--- START Record set ---
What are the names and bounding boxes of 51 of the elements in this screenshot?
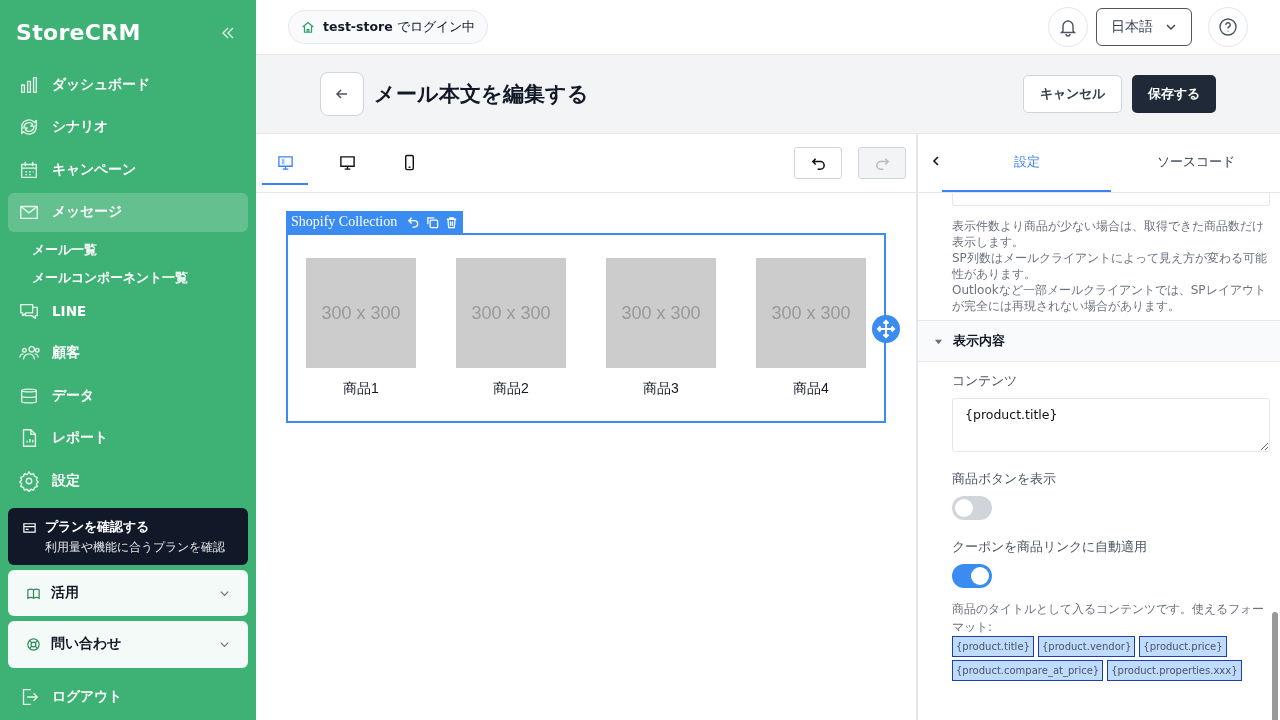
help-text: 商品のタイトルとして入るコンテンツです。使えるフォーマット:: [952, 601, 1265, 636]
format-tag[interactable]: {product.vendor}: [1037, 636, 1136, 657]
toggle-switch[interactable]: [952, 496, 992, 520]
collapsible-section[interactable]: 問い合わせ: [8, 621, 248, 668]
collapsible-section[interactable]: 活用: [8, 570, 248, 617]
product-name: 商品1: [343, 380, 379, 398]
monitor-icon: [338, 153, 356, 171]
plan-card[interactable]: プランを確認する 利用量や機能に合うプランを確認: [8, 508, 248, 566]
logo: StoreCRM: [16, 20, 141, 46]
trash-icon[interactable]: [445, 215, 459, 229]
save-button[interactable]: 保存する: [1132, 75, 1216, 113]
cancel-button[interactable]: キャンセル: [1023, 75, 1122, 113]
undo-button[interactable]: [794, 147, 842, 179]
format-tag[interactable]: {product.compare_at_price}: [952, 660, 1104, 681]
help-text: Outlookなど一部メールクライアントでは、SPレイアウトが完全には再現されない場合があります。: [952, 282, 1267, 314]
responsive-icon: [276, 153, 294, 171]
undo-icon[interactable]: [407, 215, 421, 229]
book-icon: [26, 585, 41, 601]
page-title: メール本文を編集する: [374, 81, 589, 108]
product-name: 商品2: [493, 380, 529, 398]
format-tag[interactable]: {product.properties.xxx}: [1107, 660, 1242, 681]
copy-icon[interactable]: [426, 215, 440, 229]
language-select[interactable]: 日本語: [1096, 8, 1192, 46]
move-handle-icon[interactable]: [872, 315, 900, 343]
help-text: SP列数はメールクライアントによって見え方が変わる可能性があります。: [952, 250, 1268, 282]
product-name: 商品4: [793, 380, 829, 398]
notification-button[interactable]: [1048, 7, 1088, 47]
field-label: コンテンツ: [952, 372, 1018, 390]
plan-title: プランを確認する: [45, 518, 149, 537]
format-tag[interactable]: {product.title}: [952, 636, 1034, 657]
toggle-label: クーポンを商品リンクに自動適用: [952, 538, 1148, 556]
back-chevron-icon[interactable]: [930, 155, 942, 167]
panel-tab[interactable]: ソースコード: [1111, 134, 1280, 192]
product-name: 商品3: [643, 380, 679, 398]
help-button[interactable]: [1208, 7, 1248, 47]
plan-subtitle: 利用量や機能に合うプランを確認: [44, 540, 226, 556]
input-field[interactable]: [952, 193, 1270, 206]
home-icon: [301, 20, 315, 34]
panel-tab[interactable]: 設定: [942, 134, 1111, 192]
store-badge: test-store でログイン中: [288, 10, 488, 44]
help-text: 表示件数より商品が少ない場合は、取得できた商品数だけ表示します。: [952, 218, 1265, 250]
lifebuoy-icon: [26, 636, 41, 652]
toggle-switch[interactable]: [952, 564, 992, 588]
content-field[interactable]: {product.title}: [952, 398, 1270, 452]
block-label: Shopify Collection: [286, 211, 464, 233]
help-icon: [1218, 17, 1238, 37]
gear-icon: [18, 469, 40, 492]
bell-icon: [1058, 17, 1078, 37]
section-header[interactable]: 表示内容: [918, 320, 1280, 362]
toggle-label: 商品ボタンを表示: [952, 470, 1057, 488]
format-tag[interactable]: {product.price}: [1139, 636, 1227, 657]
--- END Record set ---
What the task asks:
Reproduce every line of the material above verbatim, omitting the picture.

Exercise solution:
What are the names and bounding boxes of 51 of the elements in this screenshot?
help-text: 商品のタイトルとして入るコンテンツです。使えるフォーマット:: [952, 601, 1265, 636]
format-tag[interactable]: {product.vendor}: [1037, 636, 1136, 657]
toggle-switch[interactable]: [952, 496, 992, 520]
collapsible-section[interactable]: 問い合わせ: [8, 621, 248, 668]
collapsible-section[interactable]: 活用: [8, 570, 248, 617]
product-name: 商品1: [343, 380, 379, 398]
monitor-icon: [338, 153, 356, 171]
plan-card[interactable]: プランを確認する 利用量や機能に合うプランを確認: [8, 508, 248, 566]
logo: StoreCRM: [16, 20, 141, 46]
trash-icon[interactable]: [445, 215, 459, 229]
save-button[interactable]: 保存する: [1132, 75, 1216, 113]
cancel-button[interactable]: キャンセル: [1023, 75, 1122, 113]
undo-button[interactable]: [794, 147, 842, 179]
format-tag[interactable]: {product.compare_at_price}: [952, 660, 1104, 681]
help-text: Outlookなど一部メールクライアントでは、SPレイアウトが完全には再現されない場合があります。: [952, 282, 1267, 314]
responsive-icon: [276, 153, 294, 171]
undo-icon[interactable]: [407, 215, 421, 229]
book-icon: [26, 585, 41, 601]
page-title: メール本文を編集する: [374, 81, 589, 108]
product-name: 商品2: [493, 380, 529, 398]
format-tag[interactable]: {product.properties.xxx}: [1107, 660, 1242, 681]
copy-icon[interactable]: [426, 215, 440, 229]
language-select[interactable]: 日本語: [1096, 8, 1192, 46]
move-handle-icon[interactable]: [872, 315, 900, 343]
help-text: SP列数はメールクライアントによって見え方が変わる可能性があります。: [952, 250, 1268, 282]
product-name: 商品4: [793, 380, 829, 398]
notification-button[interactable]: [1048, 7, 1088, 47]
field-label: コンテンツ: [952, 372, 1018, 390]
plan-title: プランを確認する: [45, 518, 149, 537]
format-tag[interactable]: {product.title}: [952, 636, 1034, 657]
toggle-label: クーポンを商品リンクに自動適用: [952, 538, 1148, 556]
back-chevron-icon[interactable]: [930, 155, 942, 167]
panel-tab[interactable]: ソースコード: [1111, 134, 1280, 192]
product-name: 商品3: [643, 380, 679, 398]
help-button[interactable]: [1208, 7, 1248, 47]
plan-subtitle: 利用量や機能に合うプランを確認: [44, 540, 226, 556]
input-field[interactable]: [952, 193, 1270, 206]
home-icon: [301, 20, 315, 34]
panel-tab[interactable]: 設定: [942, 134, 1111, 192]
store-badge: test-store でログイン中: [288, 10, 488, 44]
help-text: 表示件数より商品が少ない場合は、取得できた商品数だけ表示します。: [952, 218, 1265, 250]
lifebuoy-icon: [26, 636, 41, 652]
toggle-switch[interactable]: [952, 564, 992, 588]
content-field[interactable]: {product.title}: [952, 398, 1270, 452]
block-label: Shopify Collection: [286, 211, 464, 233]
help-icon: [1218, 17, 1238, 37]
gear-icon: [18, 469, 40, 492]
bell-icon: [1058, 17, 1078, 37]
section-header[interactable]: 表示内容: [918, 320, 1280, 362]
toggle-label: 商品ボタンを表示: [952, 470, 1057, 488]
format-tag[interactable]: {product.price}: [1139, 636, 1227, 657]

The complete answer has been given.